• _ARTICLE_

Churchgoing Christian proponents of
committed homosexual practice often get hysterical when those opposed to
homosexual practice make comparisons between homosexual practice and
incest, polyamory, or other forms of aberrant sexual behavior. They scoff
at the "slippery slope" theory. They claim that eliminating the most basic
structural prerequisite in Christian thought for acceptable sexual
relationships (i.e., the two-sex prerequisite) will have no bearing on
structural prerequisites regarding number (monogamy), degree of blood
unrelatedness (no incest), and age. It also won't promote transvestism and
other forms of transgenderism, they say. And yet it is the Gay Men's group
at AAR (and an occasional lesbian) that is promulgating exactly such a
vision. They provide both the slope and the grease.
Like most things, the bizarre stuff
that makes its way through the religious academy of scholars eventually
filters down to church leaders. It represents the coming wave. Look out.
The embrace of homosexual practice logically and experientially demands
it.
*
*
*
A Note on
Old Testament
Polygamy. The "polyamorists" in the Gay Men's group at AAR
doubtless justify polyamory, in part, on the basis of Old Testament
polygamy practices (more specifically, polygyny practices [from
Greek poly "many" and gyne "wife," "many wives"). How should a Christian respond?
As regards divorce and remarriage, Jesus recognized that the law of Moses
permitted a man to divorce his wife and remarry (Deut. 24:1-4; cf. Lev.
21:7, 14; Deut. 21:14; Jer. 3:1). Yet Jesus interpreted this as a
concession to human (chiefly male) hardness of heart, a loophole in the
law that Jesus was now revoking in light of a higher precedent established
“from the beginning of creation” (Mark 10:6 par. Matt. 19:8). In so doing,
he also implicitly revoked the Mosaic permission (not mandate) of polygamy
for men. How do we know this?
First,
Jesus emphasized in his remarks about divorce and remarriage the
importance of the number two and did so on the basis of the binary pattern
of the sexes in Gen. 1:27 (“male and female”) and the declaration “and the
two shall become one flesh” in Gen. 2:24. He concluded: “so they are no
longer two but one flesh” (Mark 10:8 par. Matt. 19:5-6). The existence of only two sexes,
obviously designed for complementary sexual pairing, is the basis for
prohibiting not only same-sex intercourse but also remarriage after
divorce and polygamy. The union of the two sexes is not only necessary
for integrating a sexual whole but also sufficient for doing so.
The addition of other sex partners is superfluous and, indeed, adulterous.
If, in Jesus’ view, this principle of two applied in the case of divorce
and remarriage, where the husband thinks that he has dissolved the prior
union, then it certainly applied for him in the case of polygyny, where
the husband acknowledges that the union with his first wife is still
intact.

• _GOAL A_
Reproduce the article's passage starting with "The embrace of" and going on through "24:1-4; cf. Lev.", swapping "Jesus" for "Christ".
• _GOAL B_
Render this sentence from the article into French: "The union of the two sexes is not only necessary for integrating a sexual whole but also sufficient for doing so."
The lines that follow come from a different source.

• _GIVEN INFORMATION_
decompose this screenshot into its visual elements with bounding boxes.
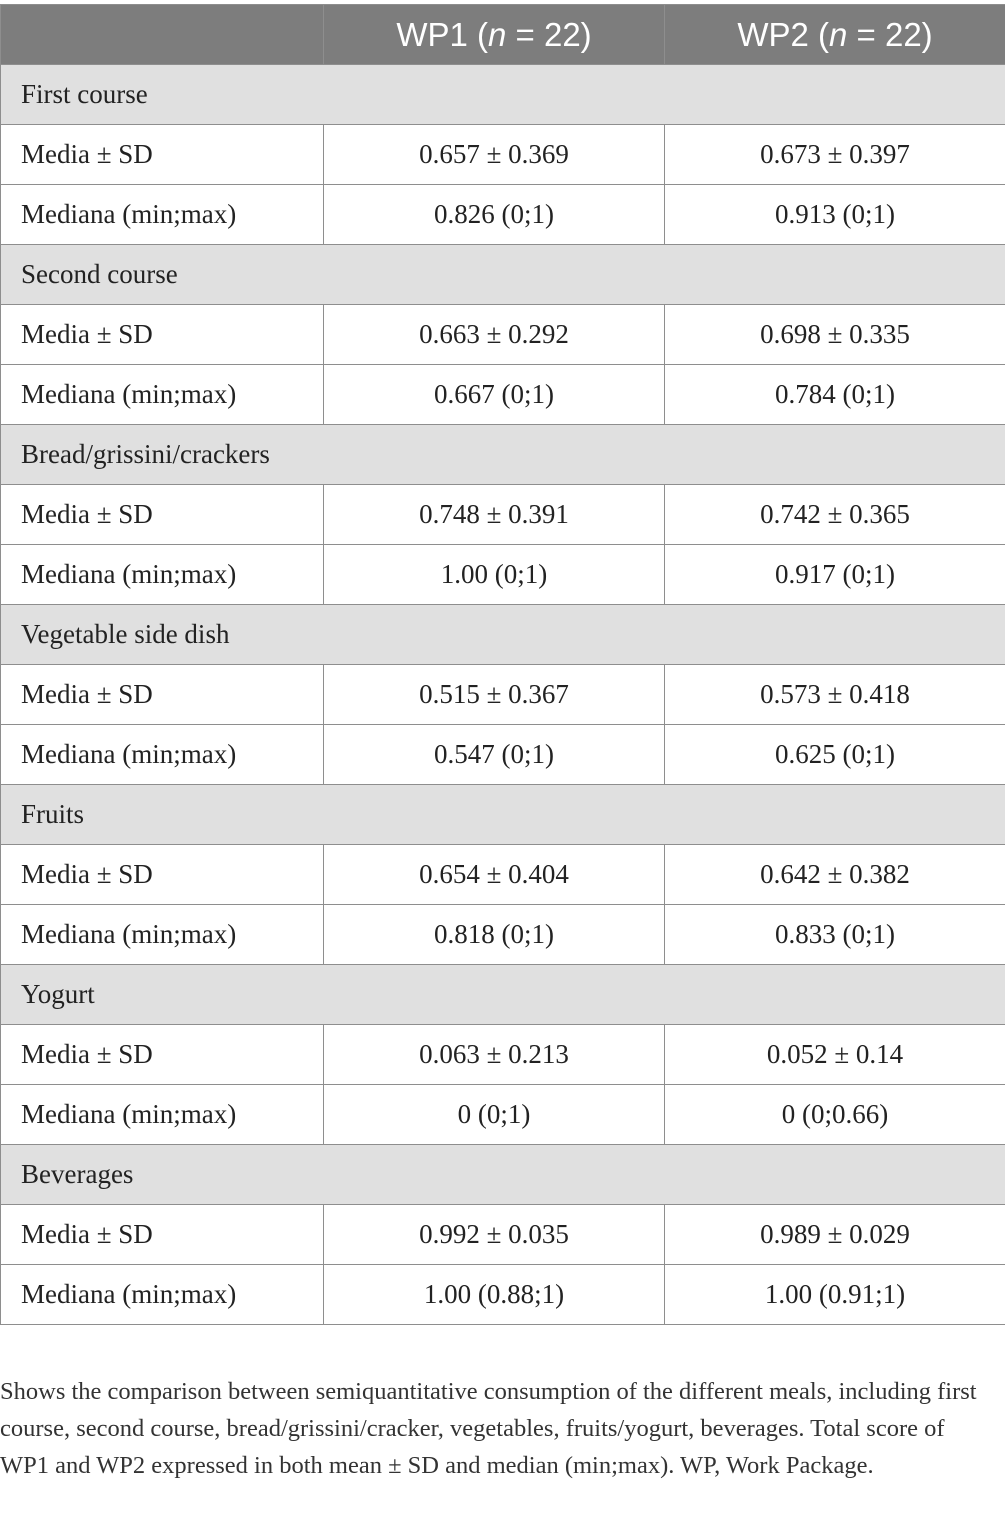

• _RESULT A_
The embrace of homosexual practice logically and experientially demands
it.
*
*
*
A Note on
Old Testament
Polygamy. The "polyamorists" in the Gay Men's group at AAR
doubtless justify polyamory, in part, on the basis of Old Testament
polygamy practices (more specifically, polygyny practices [from
Greek poly "many" and gyne "wife," "many wives"). How should a Christian respond?
As regards divorce and remarriage, Christ recognized that the law of Moses
permitted a man to divorce his wife and remarry (Deut. 24:1-4; cf. Lev.

• _RESULT B_
L'union des deux sexes est non seulement nécessaire pour intégrer un tout sexuel, mais aussi suffisante pour le faire.